**Text segment**
== Segment start ==
Imagine arriving at airport border control and having to answer security questions not from a human agent, but from an intelligent machine that knows if you’re lying or not. It may sound like a scenario from the science fiction series Black Mirror, but the AI lie detector has been installed on three EU borders. The futuristic technology is being tested as a way to improve border security among EU countries, following the implementation of other measures such as the shared ETIAS visa waiver program.
What Are the EU Lie Detectors Used for?
In an effort to fight terrorism and other criminal activity within shared European Union borders, the EU is funding a €45 million trial of artificial intelligence lie detectors called iBorderCtrl. The machines have been installed in EU border airports in Greece, Hungary, and Latvia for a six month trial period, with Cyprus, Germany, Poland and the UK expected to participate after the trial.
Travelers coming from outside the EU will be required to scan copies of their passport, visa, and proof of funds, before having to answer security questions from a computer-generated border guard. They must directly address a webcam which analyzes every small facial movement and can tell if the traveler is lying or not. The machine will ask questions about the contents of the traveler’s suitcase and travel plans and decide if they are telling the truth.
EU authorities have estimated that the system currently has around 76% accuracy, although they expect this to increase to around 85%. Nevertheless, additional measures will be taken to ensure minimum error. For example, the process will involve a pre-screening stage where travelers will be identified as either low or high risk. Low-risk travelers will proceed through a quick revision of their information, while high-risk passengers will be more thoroughly checked.
Human border officials will also be on hand to guide the process and will use portable devices to check information provided as well as to compare facial images taken from the AI lie detector with passports and any pictures previously taken at the EU border.
What Other Security Measures Are Used at the EU border?
With over 700 million visitors crossing their borders annually, the iBorderCtrl lie detectors are not the first measure that EU countries have recently adopted in order to improve security. In November 2016, the European commision agreed to implement the ETIAS visa waiver program by 2021. The aim primary aim of the ETIAS visa is to tighten border control within Schengen Area countries, although the simple online ETIAS visa application also saves time and hassle.
== Segment end ==
**Material supplied**
== Segment start ==
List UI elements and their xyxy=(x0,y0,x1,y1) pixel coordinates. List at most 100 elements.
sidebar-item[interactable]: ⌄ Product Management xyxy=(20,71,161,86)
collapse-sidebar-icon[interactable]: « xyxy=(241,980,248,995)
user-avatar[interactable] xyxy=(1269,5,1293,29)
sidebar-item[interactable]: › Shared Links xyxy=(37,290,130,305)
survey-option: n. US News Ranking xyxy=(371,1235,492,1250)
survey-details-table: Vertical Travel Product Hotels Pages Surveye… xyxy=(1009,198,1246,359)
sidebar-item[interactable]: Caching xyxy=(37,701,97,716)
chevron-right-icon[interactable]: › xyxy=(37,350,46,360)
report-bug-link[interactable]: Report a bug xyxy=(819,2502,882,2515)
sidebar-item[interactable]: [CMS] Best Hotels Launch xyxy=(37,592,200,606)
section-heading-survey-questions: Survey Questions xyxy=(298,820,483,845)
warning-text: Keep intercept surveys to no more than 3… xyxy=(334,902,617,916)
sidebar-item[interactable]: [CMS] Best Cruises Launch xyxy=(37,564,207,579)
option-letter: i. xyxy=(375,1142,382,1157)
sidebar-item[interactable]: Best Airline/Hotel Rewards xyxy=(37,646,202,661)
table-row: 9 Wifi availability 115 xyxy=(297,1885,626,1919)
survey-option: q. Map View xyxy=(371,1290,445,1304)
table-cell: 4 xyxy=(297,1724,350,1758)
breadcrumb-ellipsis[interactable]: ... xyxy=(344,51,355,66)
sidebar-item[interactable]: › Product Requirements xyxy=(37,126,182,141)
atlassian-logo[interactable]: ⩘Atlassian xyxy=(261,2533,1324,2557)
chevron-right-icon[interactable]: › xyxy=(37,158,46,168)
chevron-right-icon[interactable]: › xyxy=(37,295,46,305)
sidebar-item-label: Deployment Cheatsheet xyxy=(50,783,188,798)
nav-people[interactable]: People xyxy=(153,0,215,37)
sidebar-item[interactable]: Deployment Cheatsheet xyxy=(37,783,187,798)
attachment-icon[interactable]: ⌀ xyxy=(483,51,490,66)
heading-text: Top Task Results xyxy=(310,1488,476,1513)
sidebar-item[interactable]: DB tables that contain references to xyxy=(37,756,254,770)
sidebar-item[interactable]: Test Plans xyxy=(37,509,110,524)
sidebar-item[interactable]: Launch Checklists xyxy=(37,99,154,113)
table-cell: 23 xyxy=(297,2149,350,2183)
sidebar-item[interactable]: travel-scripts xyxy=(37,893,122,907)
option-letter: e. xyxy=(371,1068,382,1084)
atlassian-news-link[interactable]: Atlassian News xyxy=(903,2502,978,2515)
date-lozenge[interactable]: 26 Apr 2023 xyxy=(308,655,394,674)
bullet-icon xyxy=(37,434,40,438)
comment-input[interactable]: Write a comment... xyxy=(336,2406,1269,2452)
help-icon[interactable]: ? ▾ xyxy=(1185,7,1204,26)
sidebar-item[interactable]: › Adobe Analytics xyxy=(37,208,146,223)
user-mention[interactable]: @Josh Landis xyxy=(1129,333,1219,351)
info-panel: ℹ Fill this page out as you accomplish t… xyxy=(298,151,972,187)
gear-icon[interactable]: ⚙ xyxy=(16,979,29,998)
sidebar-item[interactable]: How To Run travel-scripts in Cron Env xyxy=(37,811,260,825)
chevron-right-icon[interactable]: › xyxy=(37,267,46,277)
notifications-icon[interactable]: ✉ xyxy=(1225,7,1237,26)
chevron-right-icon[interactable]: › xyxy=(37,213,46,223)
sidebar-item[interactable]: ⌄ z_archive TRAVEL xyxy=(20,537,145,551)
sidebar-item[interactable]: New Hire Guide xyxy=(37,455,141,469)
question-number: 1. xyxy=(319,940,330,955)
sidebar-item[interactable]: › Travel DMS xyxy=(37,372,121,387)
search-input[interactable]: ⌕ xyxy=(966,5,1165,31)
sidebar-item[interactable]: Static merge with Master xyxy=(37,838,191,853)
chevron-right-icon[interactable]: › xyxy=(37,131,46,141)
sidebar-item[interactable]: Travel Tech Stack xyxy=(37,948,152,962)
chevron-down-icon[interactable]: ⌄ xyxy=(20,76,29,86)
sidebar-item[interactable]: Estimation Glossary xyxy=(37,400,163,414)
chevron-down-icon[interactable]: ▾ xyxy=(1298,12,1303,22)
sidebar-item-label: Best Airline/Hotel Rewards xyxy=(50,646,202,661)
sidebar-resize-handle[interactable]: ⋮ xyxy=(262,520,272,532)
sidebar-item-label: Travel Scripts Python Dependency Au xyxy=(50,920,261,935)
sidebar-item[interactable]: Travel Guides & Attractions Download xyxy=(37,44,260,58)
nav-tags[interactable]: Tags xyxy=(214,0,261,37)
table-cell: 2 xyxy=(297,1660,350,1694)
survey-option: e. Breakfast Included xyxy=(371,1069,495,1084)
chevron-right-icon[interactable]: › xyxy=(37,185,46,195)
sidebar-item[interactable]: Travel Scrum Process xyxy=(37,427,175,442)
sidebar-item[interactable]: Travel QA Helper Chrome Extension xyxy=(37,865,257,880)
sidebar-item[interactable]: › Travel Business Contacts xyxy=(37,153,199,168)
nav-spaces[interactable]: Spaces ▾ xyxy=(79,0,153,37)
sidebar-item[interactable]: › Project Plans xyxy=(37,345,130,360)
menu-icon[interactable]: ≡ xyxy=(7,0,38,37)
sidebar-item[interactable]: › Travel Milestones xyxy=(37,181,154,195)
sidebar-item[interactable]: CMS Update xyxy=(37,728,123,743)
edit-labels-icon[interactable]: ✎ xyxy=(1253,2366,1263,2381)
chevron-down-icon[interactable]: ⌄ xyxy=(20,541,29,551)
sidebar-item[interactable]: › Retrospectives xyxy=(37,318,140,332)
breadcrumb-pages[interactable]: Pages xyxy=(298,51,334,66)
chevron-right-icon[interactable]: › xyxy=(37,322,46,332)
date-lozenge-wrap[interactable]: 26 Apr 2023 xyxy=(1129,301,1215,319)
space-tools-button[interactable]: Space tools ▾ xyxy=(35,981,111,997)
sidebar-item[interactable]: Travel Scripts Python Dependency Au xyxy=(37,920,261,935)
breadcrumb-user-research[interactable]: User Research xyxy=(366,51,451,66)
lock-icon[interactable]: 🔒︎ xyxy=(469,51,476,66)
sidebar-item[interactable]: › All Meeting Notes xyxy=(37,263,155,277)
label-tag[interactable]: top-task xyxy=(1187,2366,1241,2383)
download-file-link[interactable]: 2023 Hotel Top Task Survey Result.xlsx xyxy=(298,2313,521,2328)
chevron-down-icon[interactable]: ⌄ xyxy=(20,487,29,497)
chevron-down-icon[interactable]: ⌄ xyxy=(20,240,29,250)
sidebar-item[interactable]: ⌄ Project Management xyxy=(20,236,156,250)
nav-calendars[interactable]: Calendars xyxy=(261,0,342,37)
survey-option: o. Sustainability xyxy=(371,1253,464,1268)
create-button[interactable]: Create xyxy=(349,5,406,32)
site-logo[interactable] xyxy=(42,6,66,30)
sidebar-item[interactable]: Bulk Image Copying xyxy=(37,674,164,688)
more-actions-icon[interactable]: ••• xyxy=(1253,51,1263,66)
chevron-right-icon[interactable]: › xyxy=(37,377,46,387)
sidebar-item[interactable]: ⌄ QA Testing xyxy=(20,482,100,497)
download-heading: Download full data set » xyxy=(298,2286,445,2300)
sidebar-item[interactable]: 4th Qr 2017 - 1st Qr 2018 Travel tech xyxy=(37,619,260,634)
== Segment end ==
**Prompt A**
According to the article on AI border lie detectors, in which countries were the machines installed for the six-month trial?
**Prompt B**
Using the article on AI border lie detectors, explain why the EU is funding the iBorderCtrl trial.
**Prompt C**
Extend the article on AI border lie detectors, picking up after its final sentence.
The items were taken from a separate source.

**Exercise result A**
Greece, Hungary, and Latvia.

**Exercise result B**
The EU is funding the €45 million trial to fight terrorism and other criminal activity within shared European Union borders. The technology is being tested as a way to improve border security among EU countries.

**Exercise result C**
Passport holders from over 60 nationalities including Australia, New Zealand, and the United States will have to apply for the ETIAS visa online in order to travel to Schengen Area Countries. The information provided is checked against security databases in order to help curb terrorist or other criminal activities. Those who get the European Travel Information and Authorization System visa will be able to travel freely within any of the 26 Schengen countries as internal borders do not apply within the zone.
How to Apply for the ETIAS Visa
Those eligible for the ETIAS can complete a simple online form in around 10 minutes and receive the European visa waiver via email soon afterward. The ETIAS visa requirements involve having a passport from an eligible country valid for at least 3 months upon entering the Schengen Area, a debit credit card to pay the visa fee, and an email address to which the ETIAS visa will be sent.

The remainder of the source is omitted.